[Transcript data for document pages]
- Opening Delimiter -
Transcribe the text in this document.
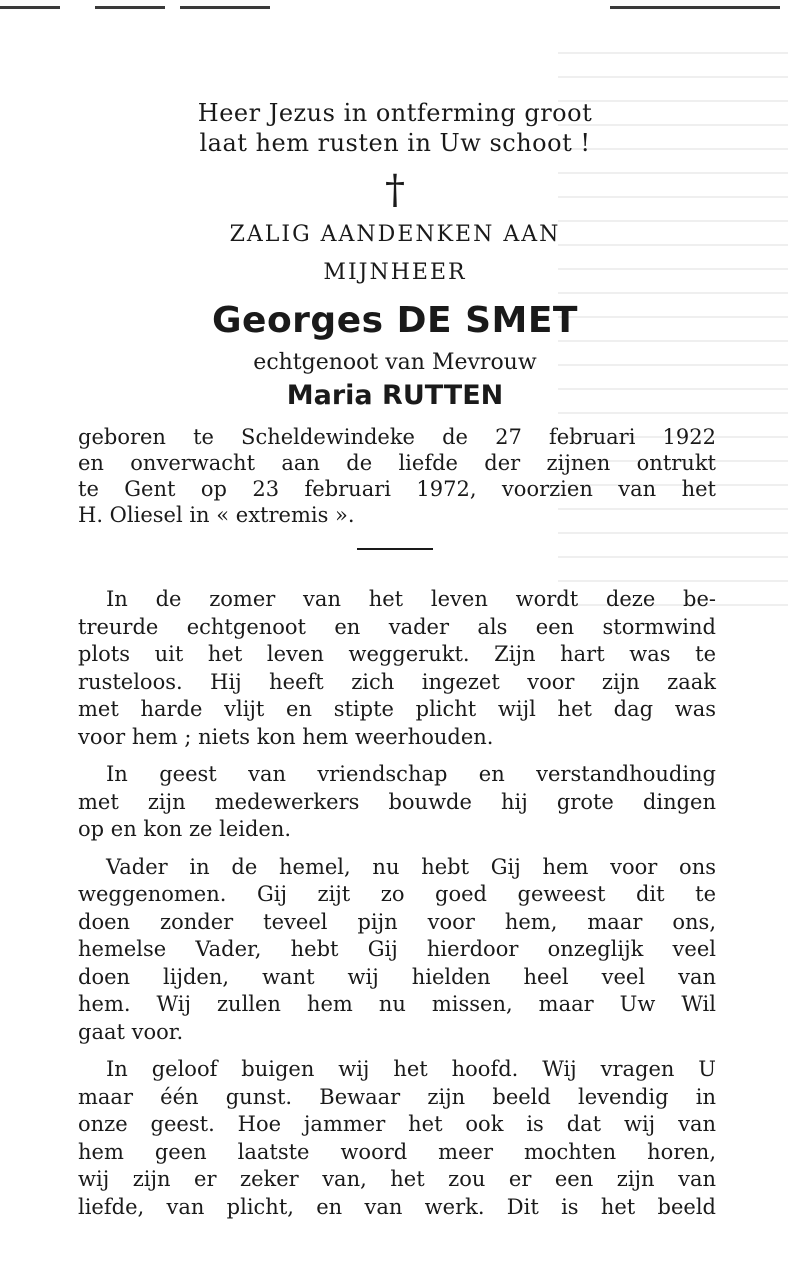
Heer Jezus in ontferming groot

laat hem rusten in Uw schoot !

†
ZALIG AANDENKEN AAN
MIJNHEER
Georges DE SMET
echtgenoot van Mevrouw
Maria RUTTEN

geboren te Scheldewindeke de 27 februari 1922

en onverwacht aan de liefde der zijnen ontrukt

te Gent op 23 februari 1972, voorzien van het

H. Oliesel in « extremis ».

In de zomer van het leven wordt deze be-
treurde echtgenoot en vader als een stormwind
plots uit het leven weggerukt. Zijn hart was te
rusteloos. Hij heeft zich ingezet voor zijn zaak
met harde vlijt en stipte plicht wijl het dag was
voor hem ; niets kon hem weerhouden.
In geest van vriendschap en verstandhouding
met zijn medewerkers bouwde hij grote dingen
op en kon ze leiden.
Vader in de hemel, nu hebt Gij hem voor ons
weggenomen. Gij zijt zo goed geweest dit te
doen zonder teveel pijn voor hem, maar ons,
hemelse Vader, hebt Gij hierdoor onzeglijk veel
doen lijden, want wij hielden heel veel van
hem. Wij zullen hem nu missen, maar Uw Wil
gaat voor.
In geloof buigen wij het hoofd. Wij vragen U
maar één gunst. Bewaar zijn beeld levendig in
onze geest. Hoe jammer het ook is dat wij van
hem geen laatste woord meer mochten horen,
wij zijn er zeker van, het zou er een zijn van
liefde, van plicht, en van werk. Dit is het beeld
- Closing Delimiter -
> EXERCISE GOAL:
Retype each line above exactly. Leave the images out.

> RESULT FOR THIS TASK:
Transcribe the text in this document.
Heer Jezus in ontferming groot

laat hem rusten in Uw schoot !

†
ZALIG AANDENKEN AAN
MIJNHEER
Georges DE SMET
echtgenoot van Mevrouw
Maria RUTTEN

geboren te Scheldewindeke de 27 februari 1922

en onverwacht aan de liefde der zijnen ontrukt

te Gent op 23 februari 1972, voorzien van het

H. Oliesel in « extremis ».

In de zomer van het leven wordt deze be-
treurde echtgenoot en vader als een stormwind
plots uit het leven weggerukt. Zijn hart was te
rusteloos. Hij heeft zich ingezet voor zijn zaak
met harde vlijt en stipte plicht wijl het dag was
voor hem ; niets kon hem weerhouden.
In geest van vriendschap en verstandhouding
met zijn medewerkers bouwde hij grote dingen
op en kon ze leiden.
Vader in de hemel, nu hebt Gij hem voor ons
weggenomen. Gij zijt zo goed geweest dit te
doen zonder teveel pijn voor hem, maar ons,
hemelse Vader, hebt Gij hierdoor onzeglijk veel
doen lijden, want wij hielden heel veel van
hem. Wij zullen hem nu missen, maar Uw Wil
gaat voor.
In geloof buigen wij het hoofd. Wij vragen U
maar één gunst. Bewaar zijn beeld levendig in
onze geest. Hoe jammer het ook is dat wij van
hem geen laatste woord meer mochten horen,
wij zijn er zeker van, het zou er een zijn van
liefde, van plicht, en van werk. Dit is het beeld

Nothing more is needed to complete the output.